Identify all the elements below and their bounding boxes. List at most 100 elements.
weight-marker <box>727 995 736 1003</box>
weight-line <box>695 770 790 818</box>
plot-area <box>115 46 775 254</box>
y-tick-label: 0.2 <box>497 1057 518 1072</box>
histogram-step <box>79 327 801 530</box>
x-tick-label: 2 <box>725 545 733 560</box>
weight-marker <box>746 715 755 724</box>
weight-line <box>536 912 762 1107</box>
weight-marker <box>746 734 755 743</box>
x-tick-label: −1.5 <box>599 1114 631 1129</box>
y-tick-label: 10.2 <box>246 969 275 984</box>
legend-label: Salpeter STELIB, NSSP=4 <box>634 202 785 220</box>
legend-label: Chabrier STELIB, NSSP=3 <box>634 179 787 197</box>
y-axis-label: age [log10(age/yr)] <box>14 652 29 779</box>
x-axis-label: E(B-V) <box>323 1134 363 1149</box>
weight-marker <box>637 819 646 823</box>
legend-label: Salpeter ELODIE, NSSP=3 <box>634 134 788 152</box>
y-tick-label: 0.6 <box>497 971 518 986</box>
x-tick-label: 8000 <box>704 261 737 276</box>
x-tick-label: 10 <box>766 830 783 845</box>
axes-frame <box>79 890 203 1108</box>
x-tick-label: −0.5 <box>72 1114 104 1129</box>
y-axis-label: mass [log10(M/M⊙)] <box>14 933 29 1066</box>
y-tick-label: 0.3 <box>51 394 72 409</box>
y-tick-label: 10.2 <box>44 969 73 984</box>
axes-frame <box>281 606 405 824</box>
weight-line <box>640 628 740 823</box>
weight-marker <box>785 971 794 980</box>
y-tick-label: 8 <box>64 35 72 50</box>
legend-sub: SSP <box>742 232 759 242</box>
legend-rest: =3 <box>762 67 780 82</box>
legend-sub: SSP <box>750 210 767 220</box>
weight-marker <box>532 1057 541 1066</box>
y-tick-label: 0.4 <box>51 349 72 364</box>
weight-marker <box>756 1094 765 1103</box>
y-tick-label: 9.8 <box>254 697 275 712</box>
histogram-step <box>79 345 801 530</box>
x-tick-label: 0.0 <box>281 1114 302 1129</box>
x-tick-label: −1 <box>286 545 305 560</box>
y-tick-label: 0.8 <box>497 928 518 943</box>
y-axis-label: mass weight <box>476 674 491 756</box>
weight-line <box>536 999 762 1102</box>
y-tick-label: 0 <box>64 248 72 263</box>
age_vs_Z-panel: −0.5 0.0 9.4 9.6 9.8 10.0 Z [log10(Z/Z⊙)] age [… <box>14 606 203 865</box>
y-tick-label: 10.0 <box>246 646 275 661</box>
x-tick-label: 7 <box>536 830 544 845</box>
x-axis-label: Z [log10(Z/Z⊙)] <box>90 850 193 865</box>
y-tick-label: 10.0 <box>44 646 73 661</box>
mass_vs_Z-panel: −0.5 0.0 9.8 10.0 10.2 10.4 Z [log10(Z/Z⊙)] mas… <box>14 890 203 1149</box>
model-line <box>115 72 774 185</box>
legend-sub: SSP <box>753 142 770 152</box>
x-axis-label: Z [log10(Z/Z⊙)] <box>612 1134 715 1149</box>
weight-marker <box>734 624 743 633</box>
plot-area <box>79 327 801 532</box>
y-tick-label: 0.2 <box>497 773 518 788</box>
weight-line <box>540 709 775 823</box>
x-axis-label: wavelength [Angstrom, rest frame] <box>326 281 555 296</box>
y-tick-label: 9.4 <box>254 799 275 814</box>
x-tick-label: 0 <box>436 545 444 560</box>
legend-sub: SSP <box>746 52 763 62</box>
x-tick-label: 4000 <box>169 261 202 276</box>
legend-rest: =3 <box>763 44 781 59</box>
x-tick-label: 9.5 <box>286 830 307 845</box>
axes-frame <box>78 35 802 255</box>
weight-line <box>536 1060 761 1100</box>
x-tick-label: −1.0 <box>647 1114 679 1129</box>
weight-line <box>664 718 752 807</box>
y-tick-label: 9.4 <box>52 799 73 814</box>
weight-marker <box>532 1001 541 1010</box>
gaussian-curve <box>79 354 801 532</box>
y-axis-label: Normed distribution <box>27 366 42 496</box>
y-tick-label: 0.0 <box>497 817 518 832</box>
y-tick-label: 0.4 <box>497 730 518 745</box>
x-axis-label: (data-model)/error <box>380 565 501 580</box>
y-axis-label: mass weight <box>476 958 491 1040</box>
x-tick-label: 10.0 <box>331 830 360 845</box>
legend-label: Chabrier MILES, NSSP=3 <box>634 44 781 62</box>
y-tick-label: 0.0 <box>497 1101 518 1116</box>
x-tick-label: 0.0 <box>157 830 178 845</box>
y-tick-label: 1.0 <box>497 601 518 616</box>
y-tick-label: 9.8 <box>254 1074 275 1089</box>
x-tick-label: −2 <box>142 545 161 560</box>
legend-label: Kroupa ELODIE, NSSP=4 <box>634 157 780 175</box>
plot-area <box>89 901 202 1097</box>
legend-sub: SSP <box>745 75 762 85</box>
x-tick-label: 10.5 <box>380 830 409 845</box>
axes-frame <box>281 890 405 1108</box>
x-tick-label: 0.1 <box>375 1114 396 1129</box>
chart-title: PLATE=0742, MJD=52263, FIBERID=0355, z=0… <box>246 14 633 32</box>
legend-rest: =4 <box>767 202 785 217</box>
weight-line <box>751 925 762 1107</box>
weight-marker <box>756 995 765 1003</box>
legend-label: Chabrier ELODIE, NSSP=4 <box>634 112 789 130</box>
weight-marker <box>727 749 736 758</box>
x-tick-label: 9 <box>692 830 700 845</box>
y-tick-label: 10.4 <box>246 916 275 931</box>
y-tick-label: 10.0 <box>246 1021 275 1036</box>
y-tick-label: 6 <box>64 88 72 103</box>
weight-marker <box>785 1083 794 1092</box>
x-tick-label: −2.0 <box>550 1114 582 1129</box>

> DIRECTIONS
Put all of the data above into a numbered list with one line per item, omitting any blank lines.

> CORRECT OUTPUT
1. Identify all the elements below and their bounding boxes. List at most 100 elements.
2. weight-marker <box>727 995 736 1003</box>
3. weight-line <box>695 770 790 818</box>
4. plot-area <box>115 46 775 254</box>
5. y-tick-label: 0.2 <box>497 1057 518 1072</box>
6. histogram-step <box>79 327 801 530</box>
7. x-tick-label: 2 <box>725 545 733 560</box>
8. weight-marker <box>746 715 755 724</box>
9. weight-line <box>536 912 762 1107</box>
10. weight-marker <box>746 734 755 743</box>
11. x-tick-label: −1.5 <box>599 1114 631 1129</box>
12. y-tick-label: 10.2 <box>246 969 275 984</box>
13. legend-label: Salpeter STELIB, NSSP=4 <box>634 202 785 220</box>
14. legend-label: Chabrier STELIB, NSSP=3 <box>634 179 787 197</box>
15. y-axis-label: age [log10(age/yr)] <box>14 652 29 779</box>
16. x-axis-label: E(B-V) <box>323 1134 363 1149</box>
17. weight-marker <box>637 819 646 823</box>
18. legend-label: Salpeter ELODIE, NSSP=3 <box>634 134 788 152</box>
19. y-tick-label: 0.6 <box>497 971 518 986</box>
20. x-tick-label: 8000 <box>704 261 737 276</box>
21. x-tick-label: 10 <box>766 830 783 845</box>
22. axes-frame <box>79 890 203 1108</box>
23. x-tick-label: −0.5 <box>72 1114 104 1129</box>
24. y-axis-label: mass [log10(M/M⊙)] <box>14 933 29 1066</box>
25. y-tick-label: 0.3 <box>51 394 72 409</box>
26. y-tick-label: 10.2 <box>44 969 73 984</box>
27. axes-frame <box>281 606 405 824</box>
28. weight-line <box>640 628 740 823</box>
29. weight-marker <box>785 971 794 980</box>
30. y-tick-label: 8 <box>64 35 72 50</box>
31. legend-sub: SSP <box>742 232 759 242</box>
32. legend-rest: =3 <box>762 67 780 82</box>
33. legend-sub: SSP <box>750 210 767 220</box>
34. weight-marker <box>532 1057 541 1066</box>
35. y-tick-label: 0.4 <box>51 349 72 364</box>
36. weight-marker <box>756 1094 765 1103</box>
37. y-tick-label: 9.8 <box>254 697 275 712</box>
38. histogram-step <box>79 345 801 530</box>
39. x-tick-label: 0.0 <box>281 1114 302 1129</box>
40. x-tick-label: −1 <box>286 545 305 560</box>
41. y-tick-label: 0.8 <box>497 928 518 943</box>
42. y-axis-label: mass weight <box>476 674 491 756</box>
43. weight-line <box>536 999 762 1102</box>
44. y-tick-label: 0 <box>64 248 72 263</box>
45. age_vs_Z-panel: −0.5 0.0 9.4 9.6 9.8 10.0 Z [log10(Z/Z⊙)] age [… <box>14 606 203 865</box>
46. y-tick-label: 10.0 <box>246 646 275 661</box>
47. x-tick-label: 7 <box>536 830 544 845</box>
48. x-axis-label: Z [log10(Z/Z⊙)] <box>90 850 193 865</box>
49. y-tick-label: 10.0 <box>44 646 73 661</box>
50. mass_vs_Z-panel: −0.5 0.0 9.8 10.0 10.2 10.4 Z [log10(Z/Z⊙)] mas… <box>14 890 203 1149</box>
51. model-line <box>115 72 774 185</box>
52. legend-sub: SSP <box>753 142 770 152</box>
53. x-axis-label: Z [log10(Z/Z⊙)] <box>612 1134 715 1149</box>
54. weight-marker <box>734 624 743 633</box>
55. plot-area <box>79 327 801 532</box>
56. y-tick-label: 0.2 <box>497 773 518 788</box>
57. weight-line <box>540 709 775 823</box>
58. x-axis-label: wavelength [Angstrom, rest frame] <box>326 281 555 296</box>
59. y-tick-label: 9.4 <box>254 799 275 814</box>
60. x-tick-label: 0 <box>436 545 444 560</box>
61. legend-sub: SSP <box>746 52 763 62</box>
62. x-tick-label: 4000 <box>169 261 202 276</box>
63. legend-rest: =3 <box>763 44 781 59</box>
64. x-tick-label: 9.5 <box>286 830 307 845</box>
65. axes-frame <box>78 35 802 255</box>
66. weight-line <box>536 1060 761 1100</box>
67. x-tick-label: −1.0 <box>647 1114 679 1129</box>
68. weight-line <box>664 718 752 807</box>
69. y-tick-label: 9.4 <box>52 799 73 814</box>
70. weight-marker <box>532 1001 541 1010</box>
71. gaussian-curve <box>79 354 801 532</box>
72. y-axis-label: Normed distribution <box>27 366 42 496</box>
73. y-tick-label: 0.0 <box>497 817 518 832</box>
74. y-tick-label: 0.4 <box>497 730 518 745</box>
75. x-axis-label: (data-model)/error <box>380 565 501 580</box>
76. y-axis-label: mass weight <box>476 958 491 1040</box>
77. x-tick-label: 10.0 <box>331 830 360 845</box>
78. legend-label: Chabrier MILES, NSSP=3 <box>634 44 781 62</box>
79. y-tick-label: 0.0 <box>497 1101 518 1116</box>
80. x-tick-label: 0.0 <box>157 830 178 845</box>
81. y-tick-label: 1.0 <box>497 601 518 616</box>
82. y-tick-label: 9.8 <box>254 1074 275 1089</box>
83. x-tick-label: −2 <box>142 545 161 560</box>
84. legend-label: Kroupa ELODIE, NSSP=4 <box>634 157 780 175</box>
85. plot-area <box>89 901 202 1097</box>
86. legend-sub: SSP <box>745 75 762 85</box>
87. x-tick-label: 10.5 <box>380 830 409 845</box>
88. axes-frame <box>281 890 405 1108</box>
89. x-tick-label: 0.1 <box>375 1114 396 1129</box>
90. chart-title: PLATE=0742, MJD=52263, FIBERID=0355, z=0… <box>246 14 633 32</box>
91. legend-rest: =4 <box>767 202 785 217</box>
92. weight-line <box>751 925 762 1107</box>
93. weight-marker <box>756 995 765 1003</box>
94. legend-label: Chabrier ELODIE, NSSP=4 <box>634 112 789 130</box>
95. weight-marker <box>727 749 736 758</box>
96. x-tick-label: 9 <box>692 830 700 845</box>
97. y-tick-label: 10.4 <box>246 916 275 931</box>
98. y-tick-label: 10.0 <box>246 1021 275 1036</box>
99. y-tick-label: 6 <box>64 88 72 103</box>
100. weight-marker <box>785 1083 794 1092</box>
101. x-tick-label: −2.0 <box>550 1114 582 1129</box>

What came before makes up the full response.